- _PROBLEM_
Reproduce the records from their first line through the line containing "headlight-removal-coating: オススメ <box>214", including both of those lines, with no changes.

- _EXCERPTED RECORDS_
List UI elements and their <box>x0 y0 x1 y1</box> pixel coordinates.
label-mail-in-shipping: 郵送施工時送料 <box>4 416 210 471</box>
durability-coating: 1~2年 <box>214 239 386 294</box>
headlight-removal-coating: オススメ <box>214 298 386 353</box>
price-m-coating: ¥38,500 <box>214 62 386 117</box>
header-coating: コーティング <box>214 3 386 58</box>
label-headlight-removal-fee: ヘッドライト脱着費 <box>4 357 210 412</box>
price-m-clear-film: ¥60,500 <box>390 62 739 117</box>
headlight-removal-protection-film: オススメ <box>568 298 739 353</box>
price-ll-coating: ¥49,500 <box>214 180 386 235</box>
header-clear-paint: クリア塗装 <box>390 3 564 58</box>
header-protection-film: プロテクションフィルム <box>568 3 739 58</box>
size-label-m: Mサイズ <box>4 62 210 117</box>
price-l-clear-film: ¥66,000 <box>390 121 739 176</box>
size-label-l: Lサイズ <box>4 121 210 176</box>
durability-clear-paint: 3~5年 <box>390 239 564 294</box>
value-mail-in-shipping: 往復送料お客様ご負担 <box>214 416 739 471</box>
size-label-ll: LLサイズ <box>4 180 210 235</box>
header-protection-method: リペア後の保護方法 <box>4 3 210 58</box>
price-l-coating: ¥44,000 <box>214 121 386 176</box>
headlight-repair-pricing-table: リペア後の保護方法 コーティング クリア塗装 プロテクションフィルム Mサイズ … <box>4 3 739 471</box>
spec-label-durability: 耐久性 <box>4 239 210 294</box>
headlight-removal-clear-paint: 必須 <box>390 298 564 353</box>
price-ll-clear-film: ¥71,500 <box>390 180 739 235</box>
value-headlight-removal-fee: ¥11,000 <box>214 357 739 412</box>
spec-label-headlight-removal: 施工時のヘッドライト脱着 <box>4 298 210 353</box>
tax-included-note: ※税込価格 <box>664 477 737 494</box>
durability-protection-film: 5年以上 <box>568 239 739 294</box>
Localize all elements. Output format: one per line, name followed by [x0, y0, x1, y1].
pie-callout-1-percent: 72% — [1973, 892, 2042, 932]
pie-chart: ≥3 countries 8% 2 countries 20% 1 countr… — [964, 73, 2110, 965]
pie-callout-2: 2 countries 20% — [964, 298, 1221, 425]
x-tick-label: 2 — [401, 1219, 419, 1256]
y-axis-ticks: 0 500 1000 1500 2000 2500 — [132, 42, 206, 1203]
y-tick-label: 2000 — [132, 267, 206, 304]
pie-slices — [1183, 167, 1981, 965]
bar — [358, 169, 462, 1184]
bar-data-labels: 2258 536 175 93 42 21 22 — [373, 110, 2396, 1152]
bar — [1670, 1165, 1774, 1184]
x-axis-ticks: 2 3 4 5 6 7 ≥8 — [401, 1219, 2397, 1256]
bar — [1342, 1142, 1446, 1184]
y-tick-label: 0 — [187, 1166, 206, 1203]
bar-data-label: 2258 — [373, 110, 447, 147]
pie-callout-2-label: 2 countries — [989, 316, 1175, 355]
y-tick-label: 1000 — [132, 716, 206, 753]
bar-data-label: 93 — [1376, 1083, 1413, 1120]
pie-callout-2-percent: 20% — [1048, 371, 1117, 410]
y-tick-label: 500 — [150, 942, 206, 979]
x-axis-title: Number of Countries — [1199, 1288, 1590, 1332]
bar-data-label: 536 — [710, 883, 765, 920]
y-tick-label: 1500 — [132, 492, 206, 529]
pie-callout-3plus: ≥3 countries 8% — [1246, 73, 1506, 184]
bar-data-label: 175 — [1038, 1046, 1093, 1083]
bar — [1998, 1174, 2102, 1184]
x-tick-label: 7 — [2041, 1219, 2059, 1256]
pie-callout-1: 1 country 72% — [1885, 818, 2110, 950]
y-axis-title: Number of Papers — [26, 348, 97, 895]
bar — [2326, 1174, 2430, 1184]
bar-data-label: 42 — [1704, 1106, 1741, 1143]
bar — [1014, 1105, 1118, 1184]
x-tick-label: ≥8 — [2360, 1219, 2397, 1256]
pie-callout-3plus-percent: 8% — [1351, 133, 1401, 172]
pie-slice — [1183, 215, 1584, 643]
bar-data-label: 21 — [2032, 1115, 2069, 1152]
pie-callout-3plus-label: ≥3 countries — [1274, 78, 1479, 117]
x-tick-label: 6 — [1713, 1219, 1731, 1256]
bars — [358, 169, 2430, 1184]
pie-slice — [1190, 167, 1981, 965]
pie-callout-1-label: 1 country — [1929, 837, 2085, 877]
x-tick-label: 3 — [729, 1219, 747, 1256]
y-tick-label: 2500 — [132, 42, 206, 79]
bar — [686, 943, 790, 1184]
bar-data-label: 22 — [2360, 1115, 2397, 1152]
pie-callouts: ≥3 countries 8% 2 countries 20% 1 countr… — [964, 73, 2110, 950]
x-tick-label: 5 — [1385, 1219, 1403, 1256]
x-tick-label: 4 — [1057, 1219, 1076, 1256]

- _WRITTEN RESPONSE_
List UI elements and their <box>x0 y0 x1 y1</box> pixel coordinates.
label-mail-in-shipping: 郵送施工時送料 <box>4 416 210 471</box>
durability-coating: 1~2年 <box>214 239 386 294</box>
headlight-removal-coating: オススメ <box>214 298 386 353</box>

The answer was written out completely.